■ Written exercise: Below are entries to be transcribed exactly; exclude the pictures from the copy.

---------- Provided entries ----------

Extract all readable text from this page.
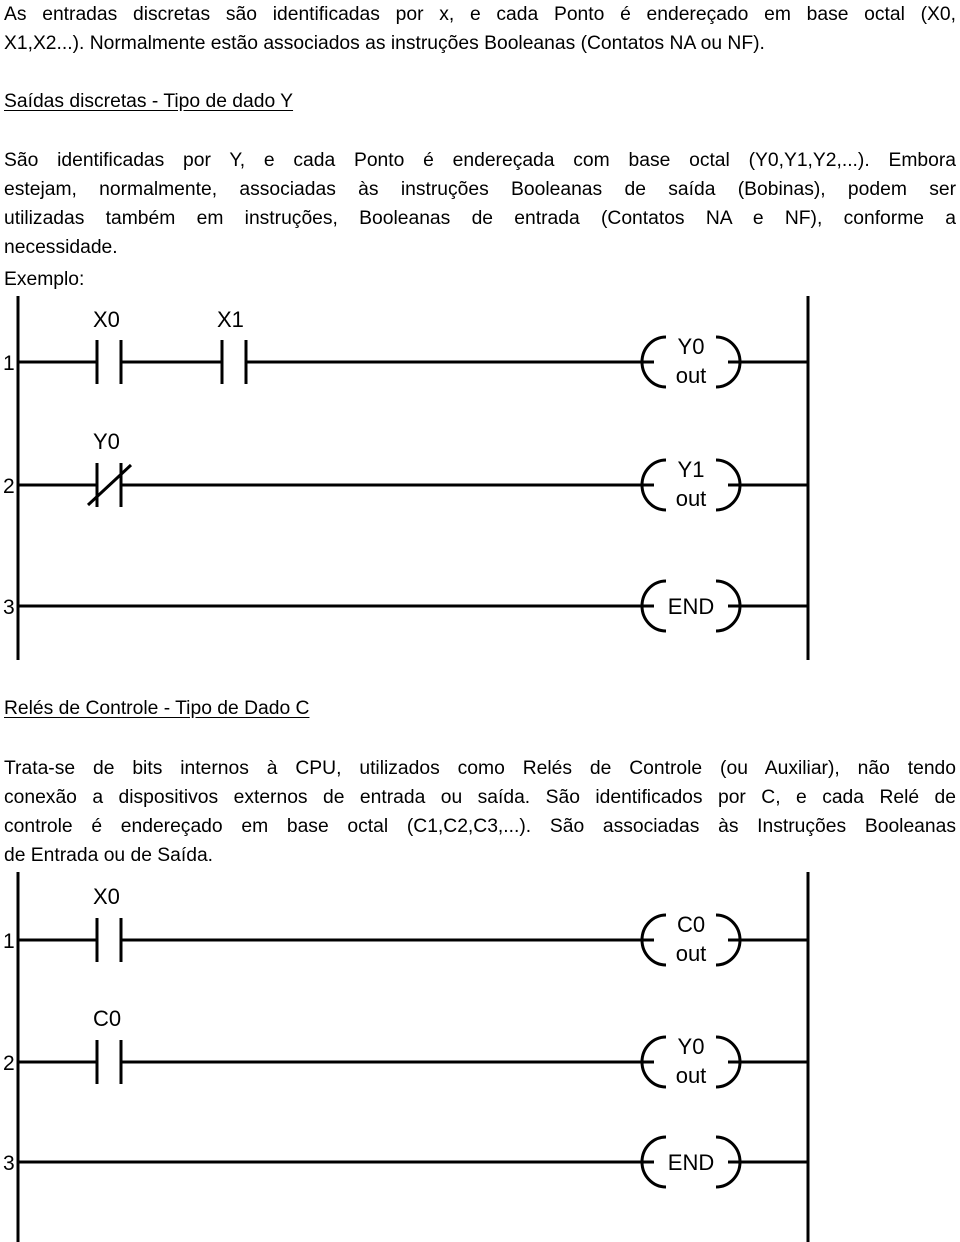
As entradas discretas são identificadas por x, e cada Ponto é endereçado em base octal (X0,
X1,X2...). Normalmente estão associados as instruções Booleanas (Contatos NA ou NF).
Saídas discretas - Tipo de dado Y
São identificadas por Y, e cada Ponto é endereçada com base octal (Y0,Y1,Y2,...). Embora
estejam, normalmente, associadas às instruções Booleanas de saída (Bobinas), podem ser
utilizadas também em instruções, Booleanas de entrada (Contatos NA e NF), conforme a
necessidade.
Exemplo:
1
X0	X1
Y0
out
2
Y0
Y1
out
3	END
Relés de Controle - Tipo de Dado C
Trata-se de bits internos à CPU, utilizados como Relés de Controle (ou Auxiliar), não tendo
conexão a dispositivos externos de entrada ou saída. São identificados por C, e cada Relé de
controle é endereçado em base octal (C1,C2,C3,...). São associadas às Instruções Booleanas
de Entrada ou de Saída.
1
X0
C0
out
2
C0
Y0
out
3	END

----------

■ Expected answer:
Extract all readable text from this page.
As entradas discretas são identificadas por x, e cada Ponto é endereçado em base octal (X0,
X1,X2...). Normalmente estão associados as instruções Booleanas (Contatos NA ou NF).
Saídas discretas - Tipo de dado Y
São identificadas por Y, e cada Ponto é endereçada com base octal (Y0,Y1,Y2,...). Embora
estejam, normalmente, associadas às instruções Booleanas de saída (Bobinas), podem ser
utilizadas também em instruções, Booleanas de entrada (Contatos NA e NF), conforme a
necessidade.
Exemplo:
1
X0	X1
Y0
out
2
Y0
Y1
out
3	END
Relés de Controle - Tipo de Dado C
Trata-se de bits internos à CPU, utilizados como Relés de Controle (ou Auxiliar), não tendo
conexão a dispositivos externos de entrada ou saída. São identificados por C, e cada Relé de
controle é endereçado em base octal (C1,C2,C3,...). São associadas às Instruções Booleanas
de Entrada ou de Saída.
1
X0
C0
out
2
C0
Y0
out
3	END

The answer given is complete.